§ **Raw data**
"""

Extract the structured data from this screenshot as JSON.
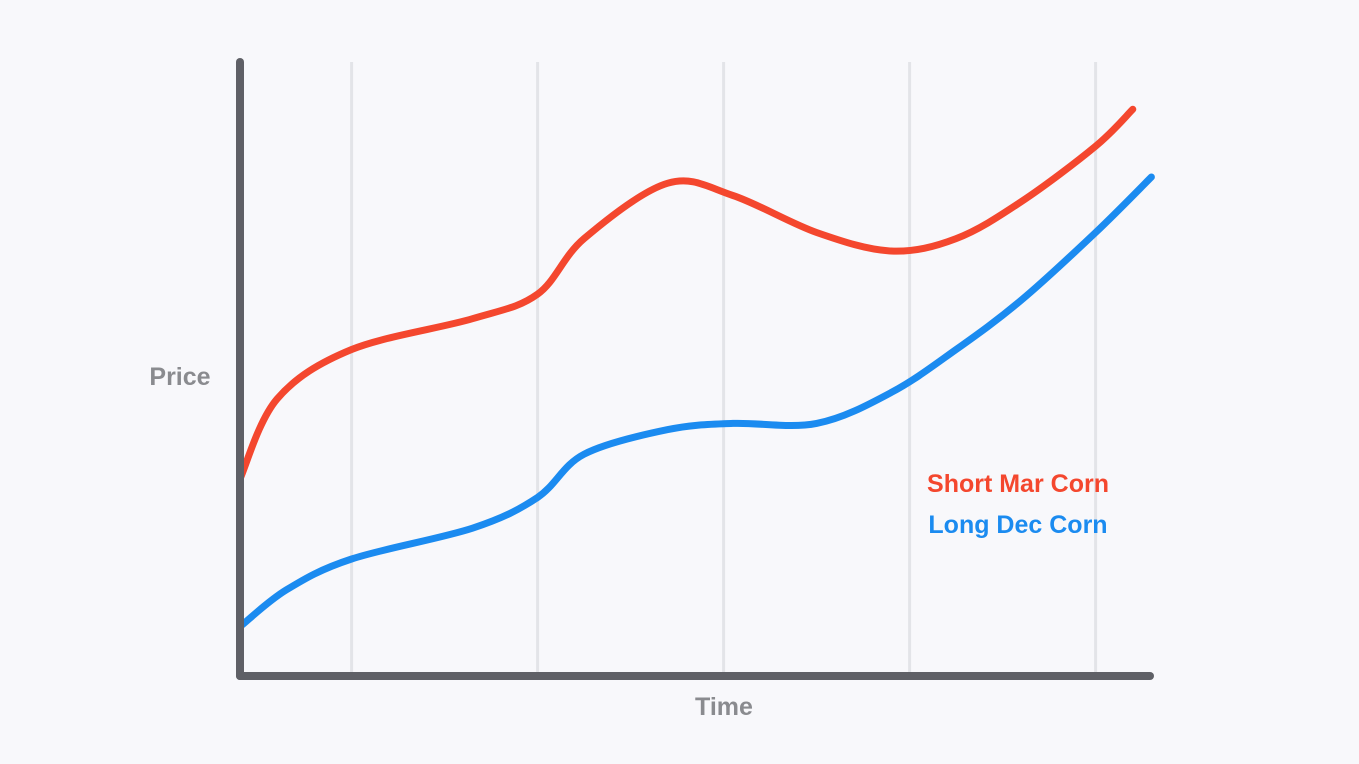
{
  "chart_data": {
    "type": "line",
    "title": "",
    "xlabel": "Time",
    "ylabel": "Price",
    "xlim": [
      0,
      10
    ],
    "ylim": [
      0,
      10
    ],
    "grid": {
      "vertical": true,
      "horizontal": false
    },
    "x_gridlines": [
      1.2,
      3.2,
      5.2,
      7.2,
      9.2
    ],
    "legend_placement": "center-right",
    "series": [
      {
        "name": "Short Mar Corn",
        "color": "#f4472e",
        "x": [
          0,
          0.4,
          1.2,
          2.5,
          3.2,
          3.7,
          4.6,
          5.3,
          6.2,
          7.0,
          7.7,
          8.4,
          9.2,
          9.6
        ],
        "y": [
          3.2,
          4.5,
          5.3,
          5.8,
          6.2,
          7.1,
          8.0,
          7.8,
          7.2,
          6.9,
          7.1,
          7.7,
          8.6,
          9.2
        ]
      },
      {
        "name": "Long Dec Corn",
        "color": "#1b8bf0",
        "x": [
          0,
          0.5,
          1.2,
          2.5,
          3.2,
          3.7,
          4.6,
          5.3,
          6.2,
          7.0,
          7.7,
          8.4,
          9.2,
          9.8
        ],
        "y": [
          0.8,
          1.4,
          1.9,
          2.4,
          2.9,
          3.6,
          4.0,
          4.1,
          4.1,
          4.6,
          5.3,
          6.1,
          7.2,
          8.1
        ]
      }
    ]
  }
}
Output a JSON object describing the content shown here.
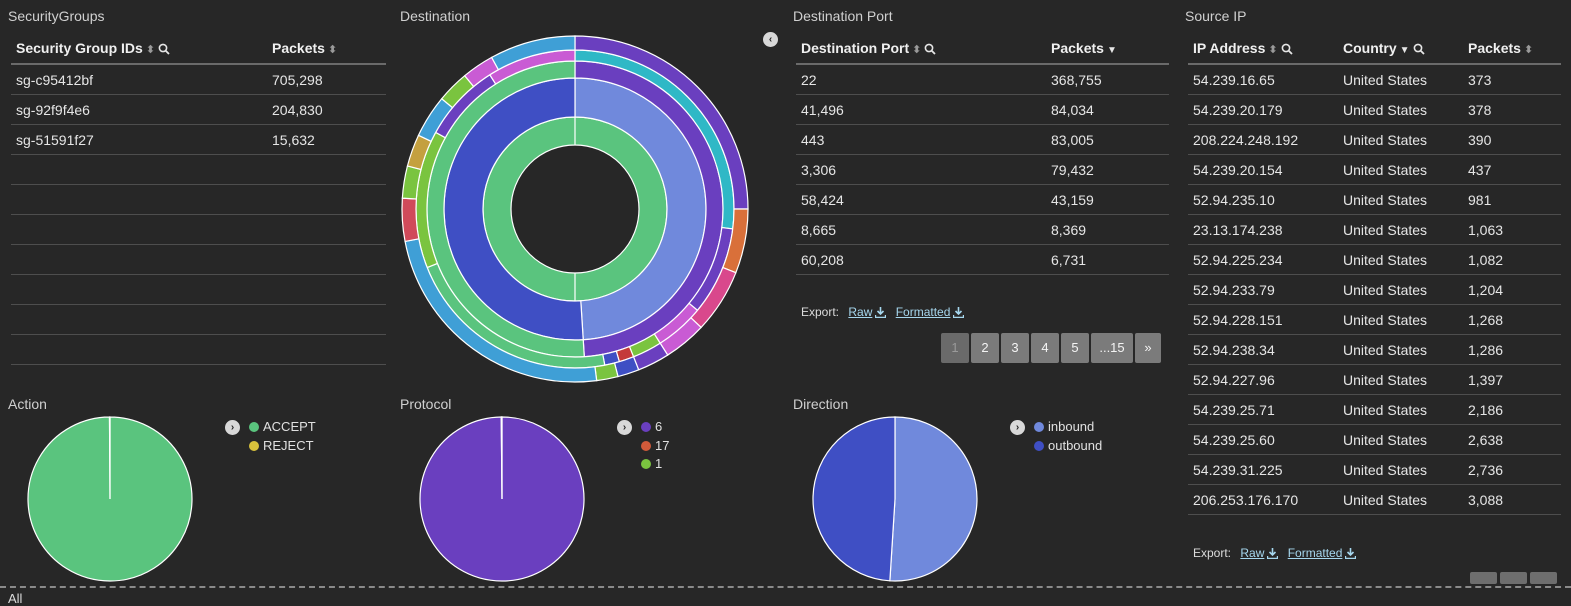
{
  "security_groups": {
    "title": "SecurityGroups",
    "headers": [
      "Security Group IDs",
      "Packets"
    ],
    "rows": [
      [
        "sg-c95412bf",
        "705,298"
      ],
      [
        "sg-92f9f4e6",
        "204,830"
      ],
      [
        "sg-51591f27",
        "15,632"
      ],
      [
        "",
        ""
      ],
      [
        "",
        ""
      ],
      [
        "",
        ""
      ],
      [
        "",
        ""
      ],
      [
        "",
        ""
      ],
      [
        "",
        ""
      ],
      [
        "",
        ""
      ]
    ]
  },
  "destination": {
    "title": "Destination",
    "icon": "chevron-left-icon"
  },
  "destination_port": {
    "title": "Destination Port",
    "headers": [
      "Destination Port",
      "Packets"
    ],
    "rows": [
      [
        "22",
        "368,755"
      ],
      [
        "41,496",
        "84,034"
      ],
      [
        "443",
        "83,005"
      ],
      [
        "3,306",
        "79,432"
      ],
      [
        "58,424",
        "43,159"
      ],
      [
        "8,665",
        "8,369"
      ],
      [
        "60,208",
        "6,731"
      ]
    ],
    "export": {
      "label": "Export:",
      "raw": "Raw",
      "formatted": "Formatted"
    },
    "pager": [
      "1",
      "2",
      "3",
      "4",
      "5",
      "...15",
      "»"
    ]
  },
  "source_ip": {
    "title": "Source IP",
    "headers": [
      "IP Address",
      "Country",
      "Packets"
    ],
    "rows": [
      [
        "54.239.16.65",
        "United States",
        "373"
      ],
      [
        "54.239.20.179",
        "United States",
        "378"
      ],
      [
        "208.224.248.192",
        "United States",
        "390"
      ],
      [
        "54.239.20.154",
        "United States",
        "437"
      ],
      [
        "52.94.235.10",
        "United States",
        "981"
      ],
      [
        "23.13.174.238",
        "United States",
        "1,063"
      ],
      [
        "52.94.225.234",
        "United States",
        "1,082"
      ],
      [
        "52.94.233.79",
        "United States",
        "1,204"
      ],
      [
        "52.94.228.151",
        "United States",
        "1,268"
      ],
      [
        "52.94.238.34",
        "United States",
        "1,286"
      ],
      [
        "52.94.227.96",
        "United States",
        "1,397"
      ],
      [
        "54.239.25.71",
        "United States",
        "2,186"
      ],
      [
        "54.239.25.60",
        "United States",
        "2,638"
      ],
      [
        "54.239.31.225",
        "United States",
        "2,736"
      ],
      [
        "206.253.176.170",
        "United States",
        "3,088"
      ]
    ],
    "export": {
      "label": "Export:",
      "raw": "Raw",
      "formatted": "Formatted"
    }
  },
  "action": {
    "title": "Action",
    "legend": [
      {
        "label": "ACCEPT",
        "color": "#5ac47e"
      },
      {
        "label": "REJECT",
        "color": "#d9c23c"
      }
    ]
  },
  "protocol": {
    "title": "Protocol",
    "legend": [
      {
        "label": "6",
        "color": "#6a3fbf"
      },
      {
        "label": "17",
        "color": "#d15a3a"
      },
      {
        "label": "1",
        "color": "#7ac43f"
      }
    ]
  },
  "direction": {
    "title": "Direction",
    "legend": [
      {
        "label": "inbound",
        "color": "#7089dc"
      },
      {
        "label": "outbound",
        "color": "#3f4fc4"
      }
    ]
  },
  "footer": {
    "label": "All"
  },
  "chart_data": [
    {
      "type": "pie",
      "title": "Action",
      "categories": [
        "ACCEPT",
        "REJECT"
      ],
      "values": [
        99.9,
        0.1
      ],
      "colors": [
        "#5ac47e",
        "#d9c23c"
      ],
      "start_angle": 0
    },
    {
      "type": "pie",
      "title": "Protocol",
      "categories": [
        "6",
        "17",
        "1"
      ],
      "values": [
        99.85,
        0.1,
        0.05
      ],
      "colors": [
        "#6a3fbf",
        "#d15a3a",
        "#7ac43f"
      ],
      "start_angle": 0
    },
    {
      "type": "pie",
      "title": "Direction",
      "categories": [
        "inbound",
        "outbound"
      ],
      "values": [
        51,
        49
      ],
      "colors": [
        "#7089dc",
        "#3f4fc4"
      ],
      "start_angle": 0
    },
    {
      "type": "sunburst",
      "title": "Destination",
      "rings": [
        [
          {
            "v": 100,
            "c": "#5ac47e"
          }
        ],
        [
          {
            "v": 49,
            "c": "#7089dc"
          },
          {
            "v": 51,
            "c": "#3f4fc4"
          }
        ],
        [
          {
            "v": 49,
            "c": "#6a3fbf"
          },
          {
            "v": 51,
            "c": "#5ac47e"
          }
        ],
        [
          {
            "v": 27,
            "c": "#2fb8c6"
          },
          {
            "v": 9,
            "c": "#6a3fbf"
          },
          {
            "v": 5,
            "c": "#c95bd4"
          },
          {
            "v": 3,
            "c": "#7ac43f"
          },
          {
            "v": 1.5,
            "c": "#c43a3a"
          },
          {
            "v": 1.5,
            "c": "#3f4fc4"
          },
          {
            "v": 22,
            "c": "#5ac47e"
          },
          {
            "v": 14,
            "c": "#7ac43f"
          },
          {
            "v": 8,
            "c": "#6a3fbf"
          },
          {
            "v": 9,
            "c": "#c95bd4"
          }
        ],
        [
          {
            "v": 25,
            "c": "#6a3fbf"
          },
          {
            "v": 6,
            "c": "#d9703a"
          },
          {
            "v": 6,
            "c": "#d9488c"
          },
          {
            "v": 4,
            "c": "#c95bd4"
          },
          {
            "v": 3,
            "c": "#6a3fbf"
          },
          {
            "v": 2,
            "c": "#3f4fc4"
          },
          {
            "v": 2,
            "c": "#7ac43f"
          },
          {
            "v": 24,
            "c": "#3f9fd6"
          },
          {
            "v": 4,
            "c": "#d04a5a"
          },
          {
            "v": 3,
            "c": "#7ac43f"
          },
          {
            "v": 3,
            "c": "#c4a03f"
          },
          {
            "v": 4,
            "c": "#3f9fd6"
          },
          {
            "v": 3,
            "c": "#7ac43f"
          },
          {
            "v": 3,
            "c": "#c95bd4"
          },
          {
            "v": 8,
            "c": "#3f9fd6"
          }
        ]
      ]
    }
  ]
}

"""

§ **Goal**
Write the listing above out again exactly, dropping each image.

§ **Correct response**
Extract the structured data from this screenshot as JSON.
{
  "chart_data": {
    "type": "line",
    "title": "",
    "xlabel": "Time",
    "ylabel": "Price",
    "xlim": [
      0,
      10
    ],
    "ylim": [
      0,
      10
    ],
    "grid": {
      "vertical": true,
      "horizontal": false
    },
    "x_gridlines": [
      1.2,
      3.2,
      5.2,
      7.2,
      9.2
    ],
    "legend_placement": "center-right",
    "series": [
      {
        "name": "Short Mar Corn",
        "color": "#f4472e",
        "x": [
          0,
          0.4,
          1.2,
          2.5,
          3.2,
          3.7,
          4.6,
          5.3,
          6.2,
          7.0,
          7.7,
          8.4,
          9.2,
          9.6
        ],
        "y": [
          3.2,
          4.5,
          5.3,
          5.8,
          6.2,
          7.1,
          8.0,
          7.8,
          7.2,
          6.9,
          7.1,
          7.7,
          8.6,
          9.2
        ]
      },
      {
        "name": "Long Dec Corn",
        "color": "#1b8bf0",
        "x": [
          0,
          0.5,
          1.2,
          2.5,
          3.2,
          3.7,
          4.6,
          5.3,
          6.2,
          7.0,
          7.7,
          8.4,
          9.2,
          9.8
        ],
        "y": [
          0.8,
          1.4,
          1.9,
          2.4,
          2.9,
          3.6,
          4.0,
          4.1,
          4.1,
          4.6,
          5.3,
          6.1,
          7.2,
          8.1
        ]
      }
    ]
  }
}
Output a JSON object describing the content shown here.
{
  "security_groups": {
    "title": "SecurityGroups",
    "headers": [
      "Security Group IDs",
      "Packets"
    ],
    "rows": [
      [
        "sg-c95412bf",
        "705,298"
      ],
      [
        "sg-92f9f4e6",
        "204,830"
      ],
      [
        "sg-51591f27",
        "15,632"
      ],
      [
        "",
        ""
      ],
      [
        "",
        ""
      ],
      [
        "",
        ""
      ],
      [
        "",
        ""
      ],
      [
        "",
        ""
      ],
      [
        "",
        ""
      ],
      [
        "",
        ""
      ]
    ]
  },
  "destination": {
    "title": "Destination",
    "icon": "chevron-left-icon"
  },
  "destination_port": {
    "title": "Destination Port",
    "headers": [
      "Destination Port",
      "Packets"
    ],
    "rows": [
      [
        "22",
        "368,755"
      ],
      [
        "41,496",
        "84,034"
      ],
      [
        "443",
        "83,005"
      ],
      [
        "3,306",
        "79,432"
      ],
      [
        "58,424",
        "43,159"
      ],
      [
        "8,665",
        "8,369"
      ],
      [
        "60,208",
        "6,731"
      ]
    ],
    "export": {
      "label": "Export:",
      "raw": "Raw",
      "formatted": "Formatted"
    },
    "pager": [
      "1",
      "2",
      "3",
      "4",
      "5",
      "...15",
      "»"
    ]
  },
  "source_ip": {
    "title": "Source IP",
    "headers": [
      "IP Address",
      "Country",
      "Packets"
    ],
    "rows": [
      [
        "54.239.16.65",
        "United States",
        "373"
      ],
      [
        "54.239.20.179",
        "United States",
        "378"
      ],
      [
        "208.224.248.192",
        "United States",
        "390"
      ],
      [
        "54.239.20.154",
        "United States",
        "437"
      ],
      [
        "52.94.235.10",
        "United States",
        "981"
      ],
      [
        "23.13.174.238",
        "United States",
        "1,063"
      ],
      [
        "52.94.225.234",
        "United States",
        "1,082"
      ],
      [
        "52.94.233.79",
        "United States",
        "1,204"
      ],
      [
        "52.94.228.151",
        "United States",
        "1,268"
      ],
      [
        "52.94.238.34",
        "United States",
        "1,286"
      ],
      [
        "52.94.227.96",
        "United States",
        "1,397"
      ],
      [
        "54.239.25.71",
        "United States",
        "2,186"
      ],
      [
        "54.239.25.60",
        "United States",
        "2,638"
      ],
      [
        "54.239.31.225",
        "United States",
        "2,736"
      ],
      [
        "206.253.176.170",
        "United States",
        "3,088"
      ]
    ],
    "export": {
      "label": "Export:",
      "raw": "Raw",
      "formatted": "Formatted"
    }
  },
  "action": {
    "title": "Action",
    "legend": [
      {
        "label": "ACCEPT",
        "color": "#5ac47e"
      },
      {
        "label": "REJECT",
        "color": "#d9c23c"
      }
    ]
  },
  "protocol": {
    "title": "Protocol",
    "legend": [
      {
        "label": "6",
        "color": "#6a3fbf"
      },
      {
        "label": "17",
        "color": "#d15a3a"
      },
      {
        "label": "1",
        "color": "#7ac43f"
      }
    ]
  },
  "direction": {
    "title": "Direction",
    "legend": [
      {
        "label": "inbound",
        "color": "#7089dc"
      },
      {
        "label": "outbound",
        "color": "#3f4fc4"
      }
    ]
  },
  "footer": {
    "label": "All"
  },
  "chart_data": [
    {
      "type": "pie",
      "title": "Action",
      "categories": [
        "ACCEPT",
        "REJECT"
      ],
      "values": [
        99.9,
        0.1
      ],
      "colors": [
        "#5ac47e",
        "#d9c23c"
      ],
      "start_angle": 0
    },
    {
      "type": "pie",
      "title": "Protocol",
      "categories": [
        "6",
        "17",
        "1"
      ],
      "values": [
        99.85,
        0.1,
        0.05
      ],
      "colors": [
        "#6a3fbf",
        "#d15a3a",
        "#7ac43f"
      ],
      "start_angle": 0
    },
    {
      "type": "pie",
      "title": "Direction",
      "categories": [
        "inbound",
        "outbound"
      ],
      "values": [
        51,
        49
      ],
      "colors": [
        "#7089dc",
        "#3f4fc4"
      ],
      "start_angle": 0
    },
    {
      "type": "sunburst",
      "title": "Destination",
      "rings": [
        [
          {
            "v": 100,
            "c": "#5ac47e"
          }
        ],
        [
          {
            "v": 49,
            "c": "#7089dc"
          },
          {
            "v": 51,
            "c": "#3f4fc4"
          }
        ],
        [
          {
            "v": 49,
            "c": "#6a3fbf"
          },
          {
            "v": 51,
            "c": "#5ac47e"
          }
        ],
        [
          {
            "v": 27,
            "c": "#2fb8c6"
          },
          {
            "v": 9,
            "c": "#6a3fbf"
          },
          {
            "v": 5,
            "c": "#c95bd4"
          },
          {
            "v": 3,
            "c": "#7ac43f"
          },
          {
            "v": 1.5,
            "c": "#c43a3a"
          },
          {
            "v": 1.5,
            "c": "#3f4fc4"
          },
          {
            "v": 22,
            "c": "#5ac47e"
          },
          {
            "v": 14,
            "c": "#7ac43f"
          },
          {
            "v": 8,
            "c": "#6a3fbf"
          },
          {
            "v": 9,
            "c": "#c95bd4"
          }
        ],
        [
          {
            "v": 25,
            "c": "#6a3fbf"
          },
          {
            "v": 6,
            "c": "#d9703a"
          },
          {
            "v": 6,
            "c": "#d9488c"
          },
          {
            "v": 4,
            "c": "#c95bd4"
          },
          {
            "v": 3,
            "c": "#6a3fbf"
          },
          {
            "v": 2,
            "c": "#3f4fc4"
          },
          {
            "v": 2,
            "c": "#7ac43f"
          },
          {
            "v": 24,
            "c": "#3f9fd6"
          },
          {
            "v": 4,
            "c": "#d04a5a"
          },
          {
            "v": 3,
            "c": "#7ac43f"
          },
          {
            "v": 3,
            "c": "#c4a03f"
          },
          {
            "v": 4,
            "c": "#3f9fd6"
          },
          {
            "v": 3,
            "c": "#7ac43f"
          },
          {
            "v": 3,
            "c": "#c95bd4"
          },
          {
            "v": 8,
            "c": "#3f9fd6"
          }
        ]
      ]
    }
  ]
}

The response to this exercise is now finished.